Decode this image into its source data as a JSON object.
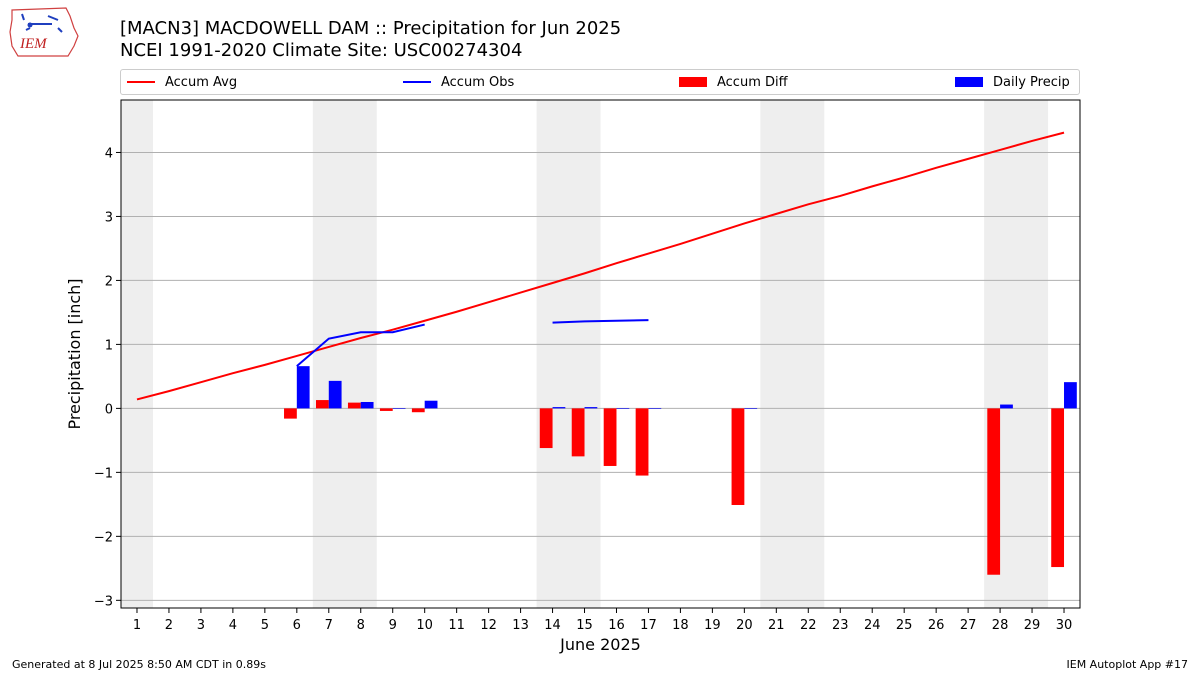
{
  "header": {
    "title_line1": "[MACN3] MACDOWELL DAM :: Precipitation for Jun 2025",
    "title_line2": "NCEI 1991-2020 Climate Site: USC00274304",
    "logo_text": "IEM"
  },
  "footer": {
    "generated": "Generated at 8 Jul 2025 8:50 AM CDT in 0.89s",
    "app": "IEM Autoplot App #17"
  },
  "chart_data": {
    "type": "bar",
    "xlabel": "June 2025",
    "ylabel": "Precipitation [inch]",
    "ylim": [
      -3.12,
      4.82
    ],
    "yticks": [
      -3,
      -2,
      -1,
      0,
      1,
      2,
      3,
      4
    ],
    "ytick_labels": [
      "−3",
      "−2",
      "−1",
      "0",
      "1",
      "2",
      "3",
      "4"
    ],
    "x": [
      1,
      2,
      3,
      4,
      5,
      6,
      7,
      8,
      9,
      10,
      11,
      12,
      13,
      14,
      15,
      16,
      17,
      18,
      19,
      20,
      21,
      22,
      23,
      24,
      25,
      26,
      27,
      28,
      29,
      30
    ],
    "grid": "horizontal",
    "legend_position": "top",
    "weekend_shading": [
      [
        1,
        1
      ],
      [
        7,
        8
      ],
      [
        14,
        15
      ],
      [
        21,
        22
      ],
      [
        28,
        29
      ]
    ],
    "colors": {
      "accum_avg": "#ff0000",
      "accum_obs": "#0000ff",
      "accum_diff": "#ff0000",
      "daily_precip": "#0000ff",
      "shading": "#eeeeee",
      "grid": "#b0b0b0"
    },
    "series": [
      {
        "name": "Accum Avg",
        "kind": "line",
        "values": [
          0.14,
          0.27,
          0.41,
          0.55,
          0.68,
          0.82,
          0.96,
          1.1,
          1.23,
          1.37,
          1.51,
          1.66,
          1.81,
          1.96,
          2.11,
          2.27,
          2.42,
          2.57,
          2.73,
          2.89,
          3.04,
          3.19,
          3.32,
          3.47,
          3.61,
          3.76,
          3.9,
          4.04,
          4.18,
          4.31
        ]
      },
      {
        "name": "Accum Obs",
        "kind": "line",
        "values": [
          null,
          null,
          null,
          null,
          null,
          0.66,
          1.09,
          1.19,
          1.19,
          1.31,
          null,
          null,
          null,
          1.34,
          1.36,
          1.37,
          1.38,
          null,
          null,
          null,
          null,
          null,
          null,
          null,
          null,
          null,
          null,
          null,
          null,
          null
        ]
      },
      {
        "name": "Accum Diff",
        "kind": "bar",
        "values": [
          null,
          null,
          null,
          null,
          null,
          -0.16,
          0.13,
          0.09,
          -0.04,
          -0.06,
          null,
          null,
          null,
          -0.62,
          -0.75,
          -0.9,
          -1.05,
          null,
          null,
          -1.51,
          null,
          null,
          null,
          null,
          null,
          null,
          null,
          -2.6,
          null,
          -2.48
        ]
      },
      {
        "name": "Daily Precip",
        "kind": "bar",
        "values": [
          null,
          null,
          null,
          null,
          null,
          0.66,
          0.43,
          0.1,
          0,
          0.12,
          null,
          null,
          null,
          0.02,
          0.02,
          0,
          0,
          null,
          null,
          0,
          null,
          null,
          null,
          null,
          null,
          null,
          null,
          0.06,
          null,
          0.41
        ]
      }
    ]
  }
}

──────────────────────────────

SET TASK
Copy every entry exactly as written. Pictures are excluded.

FULL ANSWER
Decode this image into its source data as a JSON object.
{
  "header": {
    "title_line1": "[MACN3] MACDOWELL DAM :: Precipitation for Jun 2025",
    "title_line2": "NCEI 1991-2020 Climate Site: USC00274304",
    "logo_text": "IEM"
  },
  "footer": {
    "generated": "Generated at 8 Jul 2025 8:50 AM CDT in 0.89s",
    "app": "IEM Autoplot App #17"
  },
  "chart_data": {
    "type": "bar",
    "xlabel": "June 2025",
    "ylabel": "Precipitation [inch]",
    "ylim": [
      -3.12,
      4.82
    ],
    "yticks": [
      -3,
      -2,
      -1,
      0,
      1,
      2,
      3,
      4
    ],
    "ytick_labels": [
      "−3",
      "−2",
      "−1",
      "0",
      "1",
      "2",
      "3",
      "4"
    ],
    "x": [
      1,
      2,
      3,
      4,
      5,
      6,
      7,
      8,
      9,
      10,
      11,
      12,
      13,
      14,
      15,
      16,
      17,
      18,
      19,
      20,
      21,
      22,
      23,
      24,
      25,
      26,
      27,
      28,
      29,
      30
    ],
    "grid": "horizontal",
    "legend_position": "top",
    "weekend_shading": [
      [
        1,
        1
      ],
      [
        7,
        8
      ],
      [
        14,
        15
      ],
      [
        21,
        22
      ],
      [
        28,
        29
      ]
    ],
    "colors": {
      "accum_avg": "#ff0000",
      "accum_obs": "#0000ff",
      "accum_diff": "#ff0000",
      "daily_precip": "#0000ff",
      "shading": "#eeeeee",
      "grid": "#b0b0b0"
    },
    "series": [
      {
        "name": "Accum Avg",
        "kind": "line",
        "values": [
          0.14,
          0.27,
          0.41,
          0.55,
          0.68,
          0.82,
          0.96,
          1.1,
          1.23,
          1.37,
          1.51,
          1.66,
          1.81,
          1.96,
          2.11,
          2.27,
          2.42,
          2.57,
          2.73,
          2.89,
          3.04,
          3.19,
          3.32,
          3.47,
          3.61,
          3.76,
          3.9,
          4.04,
          4.18,
          4.31
        ]
      },
      {
        "name": "Accum Obs",
        "kind": "line",
        "values": [
          null,
          null,
          null,
          null,
          null,
          0.66,
          1.09,
          1.19,
          1.19,
          1.31,
          null,
          null,
          null,
          1.34,
          1.36,
          1.37,
          1.38,
          null,
          null,
          null,
          null,
          null,
          null,
          null,
          null,
          null,
          null,
          null,
          null,
          null
        ]
      },
      {
        "name": "Accum Diff",
        "kind": "bar",
        "values": [
          null,
          null,
          null,
          null,
          null,
          -0.16,
          0.13,
          0.09,
          -0.04,
          -0.06,
          null,
          null,
          null,
          -0.62,
          -0.75,
          -0.9,
          -1.05,
          null,
          null,
          -1.51,
          null,
          null,
          null,
          null,
          null,
          null,
          null,
          -2.6,
          null,
          -2.48
        ]
      },
      {
        "name": "Daily Precip",
        "kind": "bar",
        "values": [
          null,
          null,
          null,
          null,
          null,
          0.66,
          0.43,
          0.1,
          0,
          0.12,
          null,
          null,
          null,
          0.02,
          0.02,
          0,
          0,
          null,
          null,
          0,
          null,
          null,
          null,
          null,
          null,
          null,
          null,
          0.06,
          null,
          0.41
        ]
      }
    ]
  }
}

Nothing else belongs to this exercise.